Task instructions :: Show all lines holding "Shows".

Available data ::
- - - - -
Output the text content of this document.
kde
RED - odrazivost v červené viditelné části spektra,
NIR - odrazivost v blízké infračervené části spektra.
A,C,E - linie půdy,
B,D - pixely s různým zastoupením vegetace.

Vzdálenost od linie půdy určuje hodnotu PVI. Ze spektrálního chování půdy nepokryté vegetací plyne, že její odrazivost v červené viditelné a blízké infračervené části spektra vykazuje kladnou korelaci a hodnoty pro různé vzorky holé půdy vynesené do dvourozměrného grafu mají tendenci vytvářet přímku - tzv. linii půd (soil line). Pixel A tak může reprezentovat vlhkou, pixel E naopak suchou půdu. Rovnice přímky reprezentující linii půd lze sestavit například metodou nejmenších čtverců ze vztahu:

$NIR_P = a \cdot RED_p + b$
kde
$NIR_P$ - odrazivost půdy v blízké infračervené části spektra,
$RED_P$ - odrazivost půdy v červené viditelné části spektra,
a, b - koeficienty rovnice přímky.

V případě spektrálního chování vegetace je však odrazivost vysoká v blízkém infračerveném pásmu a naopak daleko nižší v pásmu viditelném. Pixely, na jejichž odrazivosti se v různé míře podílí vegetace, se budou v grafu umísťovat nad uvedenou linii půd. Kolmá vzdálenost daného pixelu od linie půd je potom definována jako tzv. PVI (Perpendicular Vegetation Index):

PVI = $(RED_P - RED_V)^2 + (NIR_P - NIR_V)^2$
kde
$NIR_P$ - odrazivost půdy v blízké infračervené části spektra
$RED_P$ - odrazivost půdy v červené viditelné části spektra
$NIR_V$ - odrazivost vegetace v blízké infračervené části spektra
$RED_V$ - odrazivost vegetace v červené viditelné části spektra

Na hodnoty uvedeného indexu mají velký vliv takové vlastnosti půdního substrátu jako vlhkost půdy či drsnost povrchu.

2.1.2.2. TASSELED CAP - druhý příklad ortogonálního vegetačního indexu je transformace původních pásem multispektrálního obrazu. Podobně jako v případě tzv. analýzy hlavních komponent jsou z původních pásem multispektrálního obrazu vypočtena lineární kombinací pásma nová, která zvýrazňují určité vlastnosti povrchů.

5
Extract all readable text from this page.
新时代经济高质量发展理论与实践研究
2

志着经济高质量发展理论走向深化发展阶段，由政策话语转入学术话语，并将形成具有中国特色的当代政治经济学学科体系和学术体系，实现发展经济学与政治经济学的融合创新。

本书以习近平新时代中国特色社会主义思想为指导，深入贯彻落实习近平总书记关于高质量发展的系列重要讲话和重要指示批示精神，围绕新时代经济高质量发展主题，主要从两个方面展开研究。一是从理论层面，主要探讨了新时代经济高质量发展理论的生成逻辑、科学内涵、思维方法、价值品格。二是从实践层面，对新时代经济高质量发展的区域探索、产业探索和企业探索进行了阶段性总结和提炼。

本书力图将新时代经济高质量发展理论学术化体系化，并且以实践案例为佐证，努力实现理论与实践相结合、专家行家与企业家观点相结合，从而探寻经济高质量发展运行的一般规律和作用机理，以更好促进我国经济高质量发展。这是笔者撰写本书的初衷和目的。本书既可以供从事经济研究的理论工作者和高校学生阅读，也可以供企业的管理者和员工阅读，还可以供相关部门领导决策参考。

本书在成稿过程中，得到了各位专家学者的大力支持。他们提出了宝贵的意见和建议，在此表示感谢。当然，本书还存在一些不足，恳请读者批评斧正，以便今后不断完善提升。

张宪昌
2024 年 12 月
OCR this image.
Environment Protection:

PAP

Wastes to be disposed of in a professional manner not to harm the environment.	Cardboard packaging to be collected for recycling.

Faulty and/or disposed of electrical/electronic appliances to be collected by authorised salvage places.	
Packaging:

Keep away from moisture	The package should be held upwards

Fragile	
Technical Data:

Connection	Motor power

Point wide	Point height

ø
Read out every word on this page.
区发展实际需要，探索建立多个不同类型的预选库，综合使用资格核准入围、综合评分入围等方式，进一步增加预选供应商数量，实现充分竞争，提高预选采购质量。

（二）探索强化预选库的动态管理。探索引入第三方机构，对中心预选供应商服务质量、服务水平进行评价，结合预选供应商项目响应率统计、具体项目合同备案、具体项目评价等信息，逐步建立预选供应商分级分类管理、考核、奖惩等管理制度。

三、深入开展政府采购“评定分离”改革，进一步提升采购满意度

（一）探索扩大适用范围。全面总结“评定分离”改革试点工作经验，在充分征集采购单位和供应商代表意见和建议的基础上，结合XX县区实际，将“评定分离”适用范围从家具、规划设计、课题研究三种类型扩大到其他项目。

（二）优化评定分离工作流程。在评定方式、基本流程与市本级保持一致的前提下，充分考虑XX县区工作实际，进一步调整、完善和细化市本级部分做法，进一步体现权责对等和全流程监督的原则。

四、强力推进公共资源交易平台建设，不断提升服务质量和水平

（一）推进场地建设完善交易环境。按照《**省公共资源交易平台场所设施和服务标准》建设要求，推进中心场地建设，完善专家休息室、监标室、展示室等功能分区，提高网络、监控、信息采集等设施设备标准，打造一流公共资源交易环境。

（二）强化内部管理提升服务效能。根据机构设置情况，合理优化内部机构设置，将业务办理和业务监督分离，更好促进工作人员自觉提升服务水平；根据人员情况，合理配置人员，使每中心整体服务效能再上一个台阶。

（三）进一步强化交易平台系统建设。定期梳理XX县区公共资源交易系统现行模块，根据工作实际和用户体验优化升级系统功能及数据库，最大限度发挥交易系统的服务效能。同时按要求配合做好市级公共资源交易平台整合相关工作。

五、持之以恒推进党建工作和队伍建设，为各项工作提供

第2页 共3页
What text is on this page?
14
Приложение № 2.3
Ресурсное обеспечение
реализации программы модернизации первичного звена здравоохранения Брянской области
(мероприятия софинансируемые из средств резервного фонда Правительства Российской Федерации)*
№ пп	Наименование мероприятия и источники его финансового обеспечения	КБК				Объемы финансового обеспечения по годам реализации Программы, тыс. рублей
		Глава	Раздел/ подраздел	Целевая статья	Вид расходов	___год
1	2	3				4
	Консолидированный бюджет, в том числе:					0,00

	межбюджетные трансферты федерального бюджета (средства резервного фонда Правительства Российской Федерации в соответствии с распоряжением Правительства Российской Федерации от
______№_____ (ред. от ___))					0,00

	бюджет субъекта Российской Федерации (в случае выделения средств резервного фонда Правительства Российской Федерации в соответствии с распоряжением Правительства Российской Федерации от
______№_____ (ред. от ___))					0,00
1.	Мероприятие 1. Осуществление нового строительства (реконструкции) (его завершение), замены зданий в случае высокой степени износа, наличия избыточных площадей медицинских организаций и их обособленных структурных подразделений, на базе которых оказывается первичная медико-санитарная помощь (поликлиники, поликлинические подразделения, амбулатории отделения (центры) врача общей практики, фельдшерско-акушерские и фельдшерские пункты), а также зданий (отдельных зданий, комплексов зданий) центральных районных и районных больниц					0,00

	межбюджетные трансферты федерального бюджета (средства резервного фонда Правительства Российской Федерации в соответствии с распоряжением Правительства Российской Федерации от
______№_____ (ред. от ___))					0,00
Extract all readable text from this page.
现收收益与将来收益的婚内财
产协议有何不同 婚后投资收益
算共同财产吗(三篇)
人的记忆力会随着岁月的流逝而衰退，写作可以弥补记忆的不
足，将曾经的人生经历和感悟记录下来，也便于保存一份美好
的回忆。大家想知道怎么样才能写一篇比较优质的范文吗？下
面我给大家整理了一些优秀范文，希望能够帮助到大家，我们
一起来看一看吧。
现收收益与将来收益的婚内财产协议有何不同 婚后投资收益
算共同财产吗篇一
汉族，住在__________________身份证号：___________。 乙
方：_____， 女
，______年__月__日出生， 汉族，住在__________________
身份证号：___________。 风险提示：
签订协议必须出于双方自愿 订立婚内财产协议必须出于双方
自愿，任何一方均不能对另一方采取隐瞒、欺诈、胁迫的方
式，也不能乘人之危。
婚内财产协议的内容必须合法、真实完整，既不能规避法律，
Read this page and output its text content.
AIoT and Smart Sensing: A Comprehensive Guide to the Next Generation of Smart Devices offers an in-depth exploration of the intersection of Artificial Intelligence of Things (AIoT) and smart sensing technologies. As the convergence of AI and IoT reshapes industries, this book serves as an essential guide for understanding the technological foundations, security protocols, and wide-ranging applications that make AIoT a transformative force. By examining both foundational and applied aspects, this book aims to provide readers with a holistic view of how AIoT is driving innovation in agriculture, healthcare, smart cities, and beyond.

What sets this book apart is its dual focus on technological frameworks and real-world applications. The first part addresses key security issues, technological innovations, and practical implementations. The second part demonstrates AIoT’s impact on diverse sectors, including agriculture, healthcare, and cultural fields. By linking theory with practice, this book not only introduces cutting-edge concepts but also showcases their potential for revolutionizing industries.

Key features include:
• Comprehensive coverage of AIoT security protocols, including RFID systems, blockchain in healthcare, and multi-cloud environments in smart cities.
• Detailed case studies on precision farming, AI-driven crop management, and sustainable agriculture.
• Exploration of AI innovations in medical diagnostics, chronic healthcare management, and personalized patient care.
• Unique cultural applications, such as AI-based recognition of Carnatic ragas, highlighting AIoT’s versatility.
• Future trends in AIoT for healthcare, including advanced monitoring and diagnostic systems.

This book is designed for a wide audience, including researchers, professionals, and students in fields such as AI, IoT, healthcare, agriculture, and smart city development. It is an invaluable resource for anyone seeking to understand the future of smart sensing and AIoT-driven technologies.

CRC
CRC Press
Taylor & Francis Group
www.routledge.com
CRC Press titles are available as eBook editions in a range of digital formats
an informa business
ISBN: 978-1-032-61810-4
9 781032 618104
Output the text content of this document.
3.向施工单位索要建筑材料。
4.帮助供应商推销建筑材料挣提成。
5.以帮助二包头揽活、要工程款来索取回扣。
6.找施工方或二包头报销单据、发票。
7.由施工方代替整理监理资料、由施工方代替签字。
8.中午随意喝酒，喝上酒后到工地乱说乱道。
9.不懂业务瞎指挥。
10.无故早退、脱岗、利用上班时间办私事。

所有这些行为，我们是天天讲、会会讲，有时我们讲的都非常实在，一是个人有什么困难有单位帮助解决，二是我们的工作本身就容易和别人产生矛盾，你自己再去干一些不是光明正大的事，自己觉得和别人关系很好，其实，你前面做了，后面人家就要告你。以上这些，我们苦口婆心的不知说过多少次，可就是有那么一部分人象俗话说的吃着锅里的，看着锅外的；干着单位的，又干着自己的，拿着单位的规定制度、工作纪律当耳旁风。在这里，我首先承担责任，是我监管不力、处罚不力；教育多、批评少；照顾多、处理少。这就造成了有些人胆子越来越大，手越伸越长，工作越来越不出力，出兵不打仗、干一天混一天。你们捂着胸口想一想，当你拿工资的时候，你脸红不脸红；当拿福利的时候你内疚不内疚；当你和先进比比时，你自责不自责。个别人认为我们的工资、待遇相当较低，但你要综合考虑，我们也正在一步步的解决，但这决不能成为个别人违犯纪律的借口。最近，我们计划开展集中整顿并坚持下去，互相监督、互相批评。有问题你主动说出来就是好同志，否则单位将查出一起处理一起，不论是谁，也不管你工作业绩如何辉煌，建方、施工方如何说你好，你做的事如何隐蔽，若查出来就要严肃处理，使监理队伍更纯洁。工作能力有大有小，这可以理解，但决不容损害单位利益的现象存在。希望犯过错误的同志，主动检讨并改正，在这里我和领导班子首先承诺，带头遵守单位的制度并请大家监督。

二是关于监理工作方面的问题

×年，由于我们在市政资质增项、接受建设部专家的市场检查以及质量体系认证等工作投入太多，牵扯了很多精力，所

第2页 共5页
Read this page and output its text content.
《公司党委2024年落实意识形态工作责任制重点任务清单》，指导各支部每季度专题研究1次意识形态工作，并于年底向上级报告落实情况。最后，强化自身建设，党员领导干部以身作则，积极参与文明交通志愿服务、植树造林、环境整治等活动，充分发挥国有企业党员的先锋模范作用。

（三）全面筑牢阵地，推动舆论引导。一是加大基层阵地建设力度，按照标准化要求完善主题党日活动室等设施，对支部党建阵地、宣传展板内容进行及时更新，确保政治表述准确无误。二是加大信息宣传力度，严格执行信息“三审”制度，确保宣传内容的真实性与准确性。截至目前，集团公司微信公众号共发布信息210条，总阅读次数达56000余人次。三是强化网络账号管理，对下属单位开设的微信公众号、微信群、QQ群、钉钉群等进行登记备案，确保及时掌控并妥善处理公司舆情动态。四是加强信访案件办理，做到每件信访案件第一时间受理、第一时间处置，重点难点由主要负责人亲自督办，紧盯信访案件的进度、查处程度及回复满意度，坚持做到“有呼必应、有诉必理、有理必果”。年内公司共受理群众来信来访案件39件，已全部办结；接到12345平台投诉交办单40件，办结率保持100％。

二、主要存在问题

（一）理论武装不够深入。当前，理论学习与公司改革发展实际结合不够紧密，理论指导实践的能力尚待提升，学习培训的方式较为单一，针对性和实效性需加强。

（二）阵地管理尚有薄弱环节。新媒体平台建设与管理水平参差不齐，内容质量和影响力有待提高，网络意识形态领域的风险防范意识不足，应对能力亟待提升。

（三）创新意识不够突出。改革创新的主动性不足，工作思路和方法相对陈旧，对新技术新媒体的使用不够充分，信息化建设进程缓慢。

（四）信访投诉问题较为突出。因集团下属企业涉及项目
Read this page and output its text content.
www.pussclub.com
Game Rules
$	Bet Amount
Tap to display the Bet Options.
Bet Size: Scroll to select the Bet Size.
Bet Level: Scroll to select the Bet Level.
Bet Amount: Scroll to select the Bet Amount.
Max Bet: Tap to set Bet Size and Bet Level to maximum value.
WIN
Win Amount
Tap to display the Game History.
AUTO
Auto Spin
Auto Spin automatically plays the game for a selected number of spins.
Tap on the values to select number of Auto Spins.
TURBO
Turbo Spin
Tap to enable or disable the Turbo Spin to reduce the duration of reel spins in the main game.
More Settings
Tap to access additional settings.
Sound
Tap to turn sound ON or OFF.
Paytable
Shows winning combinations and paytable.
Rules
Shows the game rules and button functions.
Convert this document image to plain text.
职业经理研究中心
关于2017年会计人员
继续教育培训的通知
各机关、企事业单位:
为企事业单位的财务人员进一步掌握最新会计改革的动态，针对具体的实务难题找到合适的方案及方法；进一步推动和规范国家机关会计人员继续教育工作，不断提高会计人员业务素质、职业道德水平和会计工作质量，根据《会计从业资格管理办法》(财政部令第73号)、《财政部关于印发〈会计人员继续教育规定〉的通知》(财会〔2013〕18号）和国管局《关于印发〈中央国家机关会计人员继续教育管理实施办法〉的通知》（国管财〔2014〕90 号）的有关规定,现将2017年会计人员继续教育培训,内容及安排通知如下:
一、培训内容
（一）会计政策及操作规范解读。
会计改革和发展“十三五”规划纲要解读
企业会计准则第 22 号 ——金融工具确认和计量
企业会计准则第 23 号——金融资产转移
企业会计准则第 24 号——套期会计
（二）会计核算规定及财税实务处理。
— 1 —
- - - - -
Final result ::
Shows winning combinations and paytable.
Shows the game rules and button functions.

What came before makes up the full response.